(Items):
:::

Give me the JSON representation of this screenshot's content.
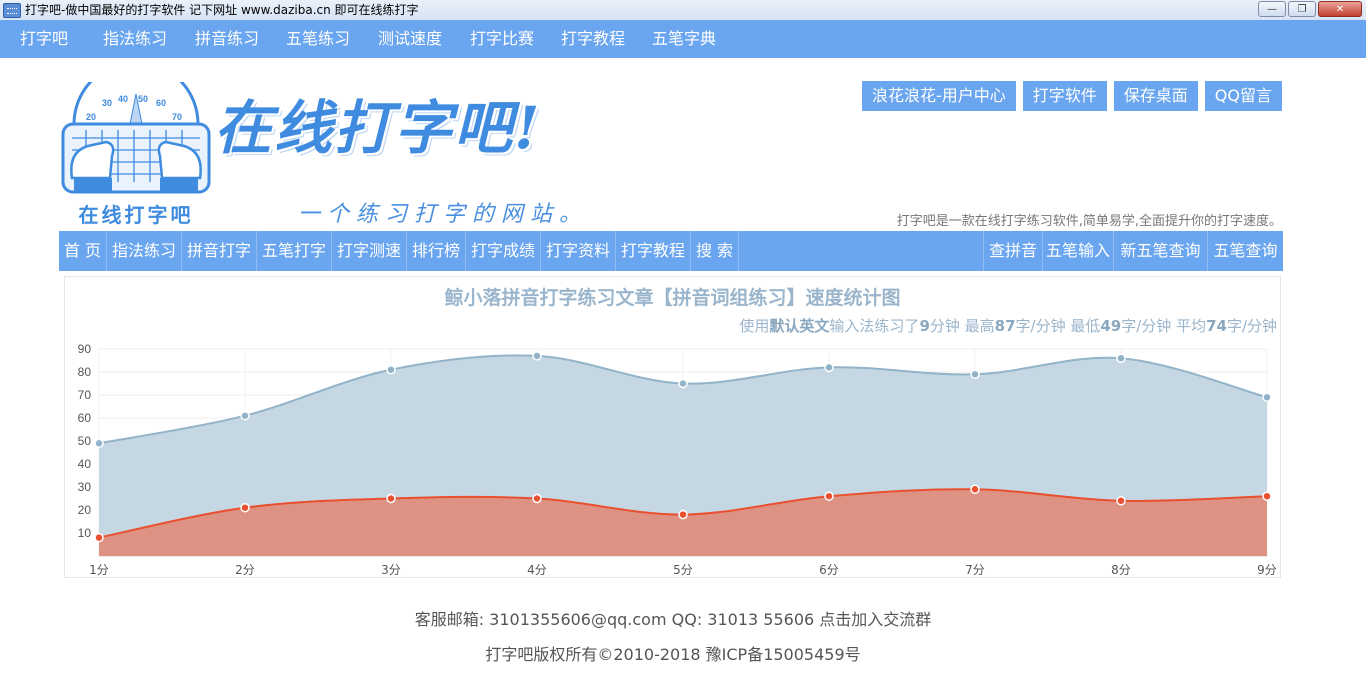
{
  "window": {
    "title": "打字吧-做中国最好的打字软件 记下网址 www.daziba.cn 即可在线练打字",
    "minimize": "—",
    "maximize": "❐",
    "close": "✕"
  },
  "top_nav": [
    "打字吧",
    "指法练习",
    "拼音练习",
    "五笔练习",
    "测试速度",
    "打字比赛",
    "打字教程",
    "五笔字典"
  ],
  "header": {
    "brand": "在线打字吧!",
    "logo_caption": "在线打字吧",
    "slogan": "一个练习打字的网站。",
    "gauge_labels": [
      "20",
      "30",
      "40",
      "50",
      "60",
      "70"
    ],
    "links": [
      "浪花浪花-用户中心",
      "打字软件",
      "保存桌面",
      "QQ留言"
    ],
    "intro": "打字吧是一款在线打字练习软件,简单易学,全面提升你的打字速度。"
  },
  "main_nav": {
    "left": [
      "首 页",
      "指法练习",
      "拼音打字",
      "五笔打字",
      "打字测速",
      "排行榜",
      "打字成绩",
      "打字资料",
      "打字教程",
      "搜 索"
    ],
    "right": [
      "查拼音",
      "五笔输入",
      "新五笔查询",
      "五笔查询"
    ]
  },
  "stats": {
    "prefix": "使用",
    "input_method": "默认英文",
    "middle": "输入法练习了",
    "minutes": "9",
    "minutes_unit": "分钟 最高",
    "max": "87",
    "max_unit": "字/分钟 最低",
    "min": "49",
    "min_unit": "字/分钟 平均",
    "avg": "74",
    "avg_unit": "字/分钟"
  },
  "chart_data": {
    "type": "area",
    "title": "鲸小落拼音打字练习文章【拼音词组练习】速度统计图",
    "categories": [
      "1分",
      "2分",
      "3分",
      "4分",
      "5分",
      "6分",
      "7分",
      "8分",
      "9分"
    ],
    "y_ticks": [
      10,
      20,
      30,
      40,
      50,
      60,
      70,
      80,
      90
    ],
    "ylim": [
      0,
      90
    ],
    "grid": true,
    "series": [
      {
        "values": [
          49,
          61,
          81,
          87,
          75,
          82,
          79,
          86,
          69
        ],
        "color": "#92b3c9",
        "fill": "#c5d7e2"
      },
      {
        "values": [
          8,
          21,
          25,
          25,
          18,
          26,
          29,
          24,
          26
        ],
        "color": "#e8502f",
        "fill": "#de9283"
      }
    ]
  },
  "footer": {
    "contact": "客服邮箱: 3101355606@qq.com QQ: 31013 55606 点击加入交流群",
    "copyright": "打字吧版权所有©2010-2018 豫ICP备15005459号"
  },
  "colors": {
    "nav_blue": "#6aa5ef",
    "brand_blue": "#3e8be0",
    "series_blue": "#92b3c9",
    "series_red": "#e8502f"
  }
}
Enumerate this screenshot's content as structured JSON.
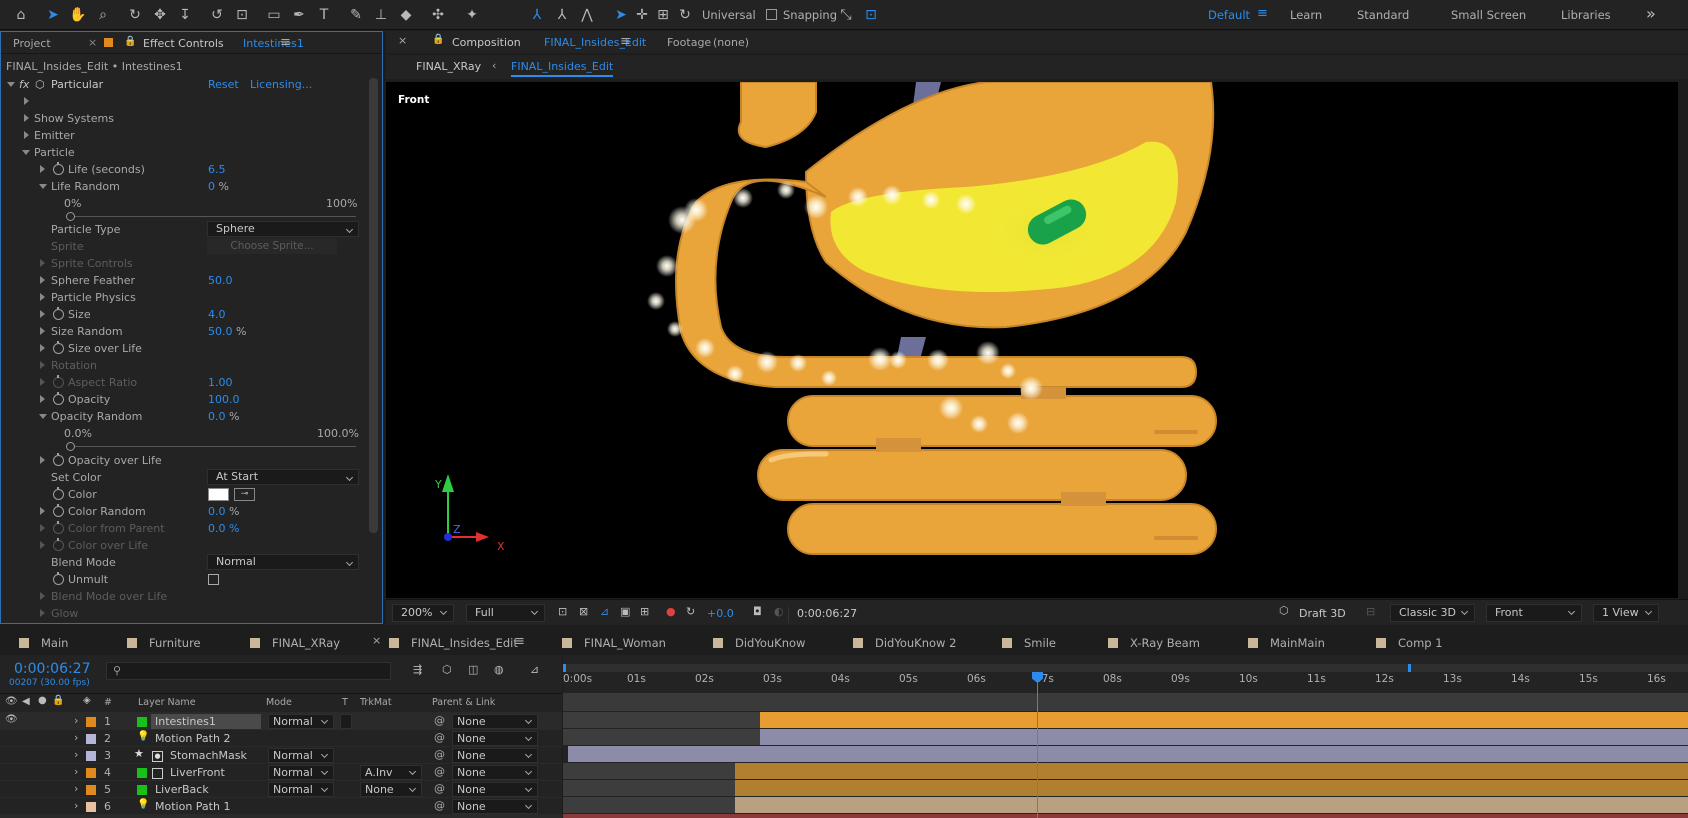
{
  "toolbar": {
    "mode": "Universal",
    "snapping": "Snapping",
    "workspaces": [
      "Default",
      "Learn",
      "Standard",
      "Small Screen",
      "Libraries"
    ],
    "more": "»"
  },
  "effect_panel": {
    "tab_project": "Project",
    "tab_effect": "Effect Controls",
    "tab_layer": "Intestines1",
    "breadcrumb": "FINAL_Insides_Edit • Intestines1",
    "effect_name": "Particular",
    "reset": "Reset",
    "licensing": "Licensing...",
    "rows": {
      "show_systems": "Show Systems",
      "emitter": "Emitter",
      "particle": "Particle",
      "life": "Life (seconds)",
      "life_val": "6.5",
      "life_random": "Life Random",
      "life_random_val": "0",
      "slider1_min": "0%",
      "slider1_max": "100%",
      "particle_type": "Particle Type",
      "particle_type_val": "Sphere",
      "sprite": "Sprite",
      "sprite_btn": "Choose Sprite...",
      "sprite_controls": "Sprite Controls",
      "sphere_feather": "Sphere Feather",
      "sphere_feather_val": "50.0",
      "particle_physics": "Particle Physics",
      "size": "Size",
      "size_val": "4.0",
      "size_random": "Size Random",
      "size_random_val": "50.0",
      "size_over_life": "Size over Life",
      "rotation": "Rotation",
      "aspect_ratio": "Aspect Ratio",
      "aspect_ratio_val": "1.00",
      "opacity": "Opacity",
      "opacity_val": "100.0",
      "opacity_random": "Opacity Random",
      "opacity_random_val": "0.0",
      "slider2_min": "0.0%",
      "slider2_max": "100.0%",
      "opacity_over_life": "Opacity over Life",
      "set_color": "Set Color",
      "set_color_val": "At Start",
      "color": "Color",
      "color_random": "Color Random",
      "color_random_val": "0.0",
      "color_from_parent": "Color from Parent",
      "color_from_parent_val": "0.0",
      "color_over_life": "Color over Life",
      "blend_mode": "Blend Mode",
      "blend_mode_val": "Normal",
      "unmult": "Unmult",
      "blend_mode_over_life": "Blend Mode over Life",
      "glow": "Glow",
      "percent": "%"
    }
  },
  "composition": {
    "tab_label": "Composition",
    "comp_name": "FINAL_Insides_Edit",
    "footage": "Footage",
    "footage_val": "(none)",
    "crumb_parent": "FINAL_XRay",
    "crumb_current": "FINAL_Insides_Edit",
    "view_label": "Front",
    "axes": {
      "x": "X",
      "y": "Y",
      "z": "Z"
    }
  },
  "viewer_bar": {
    "zoom": "200%",
    "resolution": "Full",
    "exposure": "+0.0",
    "timecode": "0:00:06:27",
    "draft": "Draft 3D",
    "renderer": "Classic 3D",
    "view": "Front",
    "views": "1 View"
  },
  "timeline": {
    "tabs": [
      "Main",
      "Furniture",
      "FINAL_XRay",
      "FINAL_Insides_Edit",
      "FINAL_Woman",
      "DidYouKnow",
      "DidYouKnow 2",
      "Smile",
      "X-Ray Beam",
      "MainMain",
      "Comp 1"
    ],
    "timecode": "0:00:06:27",
    "frames": "00207 (30.00 fps)",
    "headers": {
      "hash": "#",
      "layer_name": "Layer Name",
      "mode": "Mode",
      "t": "T",
      "trkmat": "TrkMat",
      "parent": "Parent & Link"
    },
    "ruler": [
      "0:00s",
      "01s",
      "02s",
      "03s",
      "04s",
      "05s",
      "06s",
      "07s",
      "08s",
      "09s",
      "10s",
      "11s",
      "12s",
      "13s",
      "14s",
      "15s",
      "16s"
    ],
    "layers": [
      {
        "num": "1",
        "name": "Intestines1",
        "mode": "Normal",
        "trkmat": "",
        "parent": "None",
        "color": "#18c018"
      },
      {
        "num": "2",
        "name": "Motion Path 2",
        "mode": "",
        "trkmat": "",
        "parent": "None",
        "color": "#c0c0e0"
      },
      {
        "num": "3",
        "name": "StomachMask",
        "mode": "Normal",
        "trkmat": "",
        "parent": "None",
        "color": "#c0c0e0"
      },
      {
        "num": "4",
        "name": "LiverFront",
        "mode": "Normal",
        "trkmat": "A.Inv",
        "parent": "None",
        "color": "#18c018"
      },
      {
        "num": "5",
        "name": "LiverBack",
        "mode": "Normal",
        "trkmat": "None",
        "parent": "None",
        "color": "#18c018"
      },
      {
        "num": "6",
        "name": "Motion Path 1",
        "mode": "",
        "trkmat": "",
        "parent": "None",
        "color": "#e8c0a0"
      }
    ]
  },
  "colors": {
    "accent": "#2d8ceb",
    "panel": "#232323",
    "orange": "#e9a53a",
    "yellow": "#f2e834"
  }
}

:::

(Goal of the exercise): Strip the images and reproduce the remaining records precisely.

(Expected output):
Give me the JSON representation of this screenshot's content.
{
  "window": {
    "title": "打字吧-做中国最好的打字软件 记下网址 www.daziba.cn 即可在线练打字",
    "minimize": "—",
    "maximize": "❐",
    "close": "✕"
  },
  "top_nav": [
    "打字吧",
    "指法练习",
    "拼音练习",
    "五笔练习",
    "测试速度",
    "打字比赛",
    "打字教程",
    "五笔字典"
  ],
  "header": {
    "brand": "在线打字吧!",
    "logo_caption": "在线打字吧",
    "slogan": "一个练习打字的网站。",
    "gauge_labels": [
      "20",
      "30",
      "40",
      "50",
      "60",
      "70"
    ],
    "links": [
      "浪花浪花-用户中心",
      "打字软件",
      "保存桌面",
      "QQ留言"
    ],
    "intro": "打字吧是一款在线打字练习软件,简单易学,全面提升你的打字速度。"
  },
  "main_nav": {
    "left": [
      "首 页",
      "指法练习",
      "拼音打字",
      "五笔打字",
      "打字测速",
      "排行榜",
      "打字成绩",
      "打字资料",
      "打字教程",
      "搜 索"
    ],
    "right": [
      "查拼音",
      "五笔输入",
      "新五笔查询",
      "五笔查询"
    ]
  },
  "stats": {
    "prefix": "使用",
    "input_method": "默认英文",
    "middle": "输入法练习了",
    "minutes": "9",
    "minutes_unit": "分钟 最高",
    "max": "87",
    "max_unit": "字/分钟 最低",
    "min": "49",
    "min_unit": "字/分钟 平均",
    "avg": "74",
    "avg_unit": "字/分钟"
  },
  "chart_data": {
    "type": "area",
    "title": "鲸小落拼音打字练习文章【拼音词组练习】速度统计图",
    "categories": [
      "1分",
      "2分",
      "3分",
      "4分",
      "5分",
      "6分",
      "7分",
      "8分",
      "9分"
    ],
    "y_ticks": [
      10,
      20,
      30,
      40,
      50,
      60,
      70,
      80,
      90
    ],
    "ylim": [
      0,
      90
    ],
    "grid": true,
    "series": [
      {
        "values": [
          49,
          61,
          81,
          87,
          75,
          82,
          79,
          86,
          69
        ],
        "color": "#92b3c9",
        "fill": "#c5d7e2"
      },
      {
        "values": [
          8,
          21,
          25,
          25,
          18,
          26,
          29,
          24,
          26
        ],
        "color": "#e8502f",
        "fill": "#de9283"
      }
    ]
  },
  "footer": {
    "contact": "客服邮箱: 3101355606@qq.com QQ: 31013 55606 点击加入交流群",
    "copyright": "打字吧版权所有©2010-2018 豫ICP备15005459号"
  },
  "colors": {
    "nav_blue": "#6aa5ef",
    "brand_blue": "#3e8be0",
    "series_blue": "#92b3c9",
    "series_red": "#e8502f"
  }
}
Enumerate this screenshot's content as structured JSON.
{
  "toolbar": {
    "mode": "Universal",
    "snapping": "Snapping",
    "workspaces": [
      "Default",
      "Learn",
      "Standard",
      "Small Screen",
      "Libraries"
    ],
    "more": "»"
  },
  "effect_panel": {
    "tab_project": "Project",
    "tab_effect": "Effect Controls",
    "tab_layer": "Intestines1",
    "breadcrumb": "FINAL_Insides_Edit • Intestines1",
    "effect_name": "Particular",
    "reset": "Reset",
    "licensing": "Licensing...",
    "rows": {
      "show_systems": "Show Systems",
      "emitter": "Emitter",
      "particle": "Particle",
      "life": "Life (seconds)",
      "life_val": "6.5",
      "life_random": "Life Random",
      "life_random_val": "0",
      "slider1_min": "0%",
      "slider1_max": "100%",
      "particle_type": "Particle Type",
      "particle_type_val": "Sphere",
      "sprite": "Sprite",
      "sprite_btn": "Choose Sprite...",
      "sprite_controls": "Sprite Controls",
      "sphere_feather": "Sphere Feather",
      "sphere_feather_val": "50.0",
      "particle_physics": "Particle Physics",
      "size": "Size",
      "size_val": "4.0",
      "size_random": "Size Random",
      "size_random_val": "50.0",
      "size_over_life": "Size over Life",
      "rotation": "Rotation",
      "aspect_ratio": "Aspect Ratio",
      "aspect_ratio_val": "1.00",
      "opacity": "Opacity",
      "opacity_val": "100.0",
      "opacity_random": "Opacity Random",
      "opacity_random_val": "0.0",
      "slider2_min": "0.0%",
      "slider2_max": "100.0%",
      "opacity_over_life": "Opacity over Life",
      "set_color": "Set Color",
      "set_color_val": "At Start",
      "color": "Color",
      "color_random": "Color Random",
      "color_random_val": "0.0",
      "color_from_parent": "Color from Parent",
      "color_from_parent_val": "0.0",
      "color_over_life": "Color over Life",
      "blend_mode": "Blend Mode",
      "blend_mode_val": "Normal",
      "unmult": "Unmult",
      "blend_mode_over_life": "Blend Mode over Life",
      "glow": "Glow",
      "percent": "%"
    }
  },
  "composition": {
    "tab_label": "Composition",
    "comp_name": "FINAL_Insides_Edit",
    "footage": "Footage",
    "footage_val": "(none)",
    "crumb_parent": "FINAL_XRay",
    "crumb_current": "FINAL_Insides_Edit",
    "view_label": "Front",
    "axes": {
      "x": "X",
      "y": "Y",
      "z": "Z"
    }
  },
  "viewer_bar": {
    "zoom": "200%",
    "resolution": "Full",
    "exposure": "+0.0",
    "timecode": "0:00:06:27",
    "draft": "Draft 3D",
    "renderer": "Classic 3D",
    "view": "Front",
    "views": "1 View"
  },
  "timeline": {
    "tabs": [
      "Main",
      "Furniture",
      "FINAL_XRay",
      "FINAL_Insides_Edit",
      "FINAL_Woman",
      "DidYouKnow",
      "DidYouKnow 2",
      "Smile",
      "X-Ray Beam",
      "MainMain",
      "Comp 1"
    ],
    "timecode": "0:00:06:27",
    "frames": "00207 (30.00 fps)",
    "headers": {
      "hash": "#",
      "layer_name": "Layer Name",
      "mode": "Mode",
      "t": "T",
      "trkmat": "TrkMat",
      "parent": "Parent & Link"
    },
    "ruler": [
      "0:00s",
      "01s",
      "02s",
      "03s",
      "04s",
      "05s",
      "06s",
      "07s",
      "08s",
      "09s",
      "10s",
      "11s",
      "12s",
      "13s",
      "14s",
      "15s",
      "16s"
    ],
    "layers": [
      {
        "num": "1",
        "name": "Intestines1",
        "mode": "Normal",
        "trkmat": "",
        "parent": "None",
        "color": "#18c018"
      },
      {
        "num": "2",
        "name": "Motion Path 2",
        "mode": "",
        "trkmat": "",
        "parent": "None",
        "color": "#c0c0e0"
      },
      {
        "num": "3",
        "name": "StomachMask",
        "mode": "Normal",
        "trkmat": "",
        "parent": "None",
        "color": "#c0c0e0"
      },
      {
        "num": "4",
        "name": "LiverFront",
        "mode": "Normal",
        "trkmat": "A.Inv",
        "parent": "None",
        "color": "#18c018"
      },
      {
        "num": "5",
        "name": "LiverBack",
        "mode": "Normal",
        "trkmat": "None",
        "parent": "None",
        "color": "#18c018"
      },
      {
        "num": "6",
        "name": "Motion Path 1",
        "mode": "",
        "trkmat": "",
        "parent": "None",
        "color": "#e8c0a0"
      }
    ]
  },
  "colors": {
    "accent": "#2d8ceb",
    "panel": "#232323",
    "orange": "#e9a53a",
    "yellow": "#f2e834"
  }
}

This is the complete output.